→ **JOB**
Show all lines holding the string "level".

→ **THE DATA**
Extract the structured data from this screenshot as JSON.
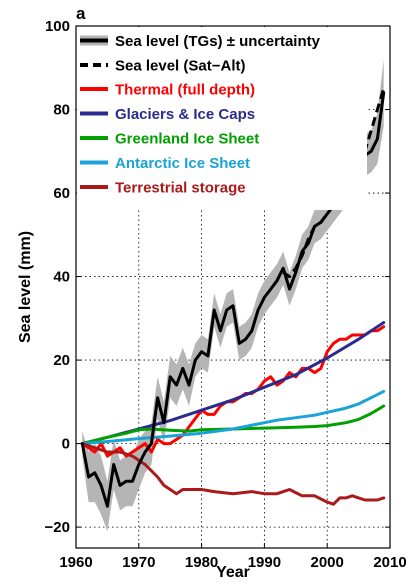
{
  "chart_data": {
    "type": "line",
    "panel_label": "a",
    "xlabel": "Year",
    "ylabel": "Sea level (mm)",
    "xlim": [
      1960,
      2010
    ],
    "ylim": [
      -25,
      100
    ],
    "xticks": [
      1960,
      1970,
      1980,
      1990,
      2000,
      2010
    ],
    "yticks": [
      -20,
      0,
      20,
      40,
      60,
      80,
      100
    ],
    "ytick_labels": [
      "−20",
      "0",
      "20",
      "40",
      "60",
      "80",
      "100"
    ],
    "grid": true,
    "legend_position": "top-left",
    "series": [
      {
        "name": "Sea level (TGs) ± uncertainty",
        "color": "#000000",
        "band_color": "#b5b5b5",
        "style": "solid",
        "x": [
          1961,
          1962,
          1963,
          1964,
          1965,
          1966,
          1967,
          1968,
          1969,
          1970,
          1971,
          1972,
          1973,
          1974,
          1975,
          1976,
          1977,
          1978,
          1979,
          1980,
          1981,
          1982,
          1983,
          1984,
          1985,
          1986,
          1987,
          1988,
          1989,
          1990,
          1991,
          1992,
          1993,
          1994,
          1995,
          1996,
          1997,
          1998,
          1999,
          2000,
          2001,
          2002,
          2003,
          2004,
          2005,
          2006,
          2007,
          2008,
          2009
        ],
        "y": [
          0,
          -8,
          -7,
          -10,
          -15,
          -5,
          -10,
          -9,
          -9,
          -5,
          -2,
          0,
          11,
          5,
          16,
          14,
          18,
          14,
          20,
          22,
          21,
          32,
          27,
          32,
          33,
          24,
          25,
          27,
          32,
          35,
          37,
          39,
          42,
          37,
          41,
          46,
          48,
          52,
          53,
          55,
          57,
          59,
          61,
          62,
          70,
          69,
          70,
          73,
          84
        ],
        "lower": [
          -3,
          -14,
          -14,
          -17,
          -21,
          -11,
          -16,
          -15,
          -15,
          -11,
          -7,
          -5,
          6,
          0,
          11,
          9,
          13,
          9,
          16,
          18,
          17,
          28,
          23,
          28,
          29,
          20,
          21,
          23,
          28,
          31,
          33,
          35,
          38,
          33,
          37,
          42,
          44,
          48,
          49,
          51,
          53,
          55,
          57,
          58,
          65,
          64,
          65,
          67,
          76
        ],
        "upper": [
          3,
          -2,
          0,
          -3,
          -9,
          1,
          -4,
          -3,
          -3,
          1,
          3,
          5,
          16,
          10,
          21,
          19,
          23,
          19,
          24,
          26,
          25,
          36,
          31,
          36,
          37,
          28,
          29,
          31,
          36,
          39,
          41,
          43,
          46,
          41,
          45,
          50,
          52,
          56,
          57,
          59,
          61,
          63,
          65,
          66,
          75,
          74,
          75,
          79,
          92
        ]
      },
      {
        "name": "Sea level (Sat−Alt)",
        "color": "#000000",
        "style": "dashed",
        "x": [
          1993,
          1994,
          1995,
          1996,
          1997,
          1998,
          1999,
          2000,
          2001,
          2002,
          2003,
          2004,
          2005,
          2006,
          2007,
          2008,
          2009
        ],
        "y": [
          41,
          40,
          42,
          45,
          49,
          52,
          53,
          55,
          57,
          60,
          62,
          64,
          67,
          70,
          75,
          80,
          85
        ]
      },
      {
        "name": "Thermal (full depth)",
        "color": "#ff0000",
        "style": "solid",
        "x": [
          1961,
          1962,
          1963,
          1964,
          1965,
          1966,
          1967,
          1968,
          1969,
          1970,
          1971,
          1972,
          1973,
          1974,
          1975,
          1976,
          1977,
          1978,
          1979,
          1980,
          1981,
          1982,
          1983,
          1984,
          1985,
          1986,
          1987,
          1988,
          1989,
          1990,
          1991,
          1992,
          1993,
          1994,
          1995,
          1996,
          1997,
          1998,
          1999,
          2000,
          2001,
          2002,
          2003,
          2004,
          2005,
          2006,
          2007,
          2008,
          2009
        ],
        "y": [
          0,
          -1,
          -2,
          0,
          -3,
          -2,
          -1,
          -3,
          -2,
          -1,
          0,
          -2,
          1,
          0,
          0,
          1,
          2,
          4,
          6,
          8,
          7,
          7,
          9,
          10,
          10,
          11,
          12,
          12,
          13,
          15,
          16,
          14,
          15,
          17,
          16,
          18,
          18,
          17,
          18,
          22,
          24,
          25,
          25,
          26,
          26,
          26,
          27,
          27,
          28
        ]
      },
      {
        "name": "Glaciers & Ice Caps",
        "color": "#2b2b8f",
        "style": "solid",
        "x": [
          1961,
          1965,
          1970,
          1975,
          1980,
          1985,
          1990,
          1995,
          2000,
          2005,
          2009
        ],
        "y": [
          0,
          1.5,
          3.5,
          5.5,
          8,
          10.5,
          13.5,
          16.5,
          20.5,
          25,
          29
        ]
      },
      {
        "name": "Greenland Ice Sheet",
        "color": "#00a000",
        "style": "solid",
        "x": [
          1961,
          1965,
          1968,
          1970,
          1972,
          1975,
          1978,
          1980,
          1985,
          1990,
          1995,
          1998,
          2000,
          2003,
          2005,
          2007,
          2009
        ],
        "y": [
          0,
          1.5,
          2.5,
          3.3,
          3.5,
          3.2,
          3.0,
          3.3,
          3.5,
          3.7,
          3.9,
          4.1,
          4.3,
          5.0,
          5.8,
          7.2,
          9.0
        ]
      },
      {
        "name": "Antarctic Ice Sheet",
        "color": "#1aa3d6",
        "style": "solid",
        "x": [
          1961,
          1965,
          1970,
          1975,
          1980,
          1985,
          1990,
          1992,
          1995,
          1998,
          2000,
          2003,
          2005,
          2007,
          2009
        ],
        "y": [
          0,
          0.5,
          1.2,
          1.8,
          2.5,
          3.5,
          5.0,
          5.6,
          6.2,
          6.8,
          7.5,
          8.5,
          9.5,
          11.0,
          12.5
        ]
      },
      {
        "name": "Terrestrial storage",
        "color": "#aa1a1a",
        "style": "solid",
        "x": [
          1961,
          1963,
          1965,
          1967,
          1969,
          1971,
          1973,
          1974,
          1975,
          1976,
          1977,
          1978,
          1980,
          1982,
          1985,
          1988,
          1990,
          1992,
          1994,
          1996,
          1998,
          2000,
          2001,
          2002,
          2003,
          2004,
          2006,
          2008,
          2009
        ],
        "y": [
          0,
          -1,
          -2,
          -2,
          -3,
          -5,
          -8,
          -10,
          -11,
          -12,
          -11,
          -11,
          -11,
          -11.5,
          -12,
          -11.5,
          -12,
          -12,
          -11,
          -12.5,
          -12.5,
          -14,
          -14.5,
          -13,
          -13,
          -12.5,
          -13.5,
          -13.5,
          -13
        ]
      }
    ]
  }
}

→ **RIGHT ANSWER**
    "ylabel": "Sea level (mm)",
        "name": "Sea level (TGs) ± uncertainty",
        "name": "Sea level (Sat−Alt)",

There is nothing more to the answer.